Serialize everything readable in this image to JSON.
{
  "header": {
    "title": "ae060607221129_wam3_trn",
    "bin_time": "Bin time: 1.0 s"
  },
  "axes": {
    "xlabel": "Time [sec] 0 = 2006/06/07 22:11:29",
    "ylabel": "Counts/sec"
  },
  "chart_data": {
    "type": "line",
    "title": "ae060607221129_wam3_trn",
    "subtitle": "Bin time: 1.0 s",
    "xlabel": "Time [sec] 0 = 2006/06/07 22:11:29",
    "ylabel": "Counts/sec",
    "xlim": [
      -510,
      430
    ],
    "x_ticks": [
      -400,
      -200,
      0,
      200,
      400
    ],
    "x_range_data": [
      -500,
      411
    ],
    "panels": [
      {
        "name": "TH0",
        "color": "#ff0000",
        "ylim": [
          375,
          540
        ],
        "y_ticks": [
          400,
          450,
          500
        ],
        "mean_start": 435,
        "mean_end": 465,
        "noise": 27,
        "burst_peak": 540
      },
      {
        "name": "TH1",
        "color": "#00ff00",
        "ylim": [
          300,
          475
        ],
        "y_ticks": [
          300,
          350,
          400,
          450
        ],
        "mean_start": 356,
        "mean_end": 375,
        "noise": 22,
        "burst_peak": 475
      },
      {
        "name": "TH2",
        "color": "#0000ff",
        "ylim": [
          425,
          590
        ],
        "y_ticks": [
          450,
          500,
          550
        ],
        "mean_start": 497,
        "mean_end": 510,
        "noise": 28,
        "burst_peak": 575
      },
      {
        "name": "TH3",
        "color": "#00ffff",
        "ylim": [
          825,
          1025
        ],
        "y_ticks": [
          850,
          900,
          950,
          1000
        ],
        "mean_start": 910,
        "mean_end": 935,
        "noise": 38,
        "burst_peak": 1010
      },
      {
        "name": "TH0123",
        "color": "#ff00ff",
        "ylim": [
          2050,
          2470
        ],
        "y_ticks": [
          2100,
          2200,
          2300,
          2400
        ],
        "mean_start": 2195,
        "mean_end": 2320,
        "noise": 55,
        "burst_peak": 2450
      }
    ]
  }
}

---+---

Identify and list each line with the word "color".

## ANSWER TO THIS PROBLEM
        "color": "#ff0000",
        "color": "#00ff00",
        "color": "#0000ff",
        "color": "#00ffff",
        "color": "#ff00ff",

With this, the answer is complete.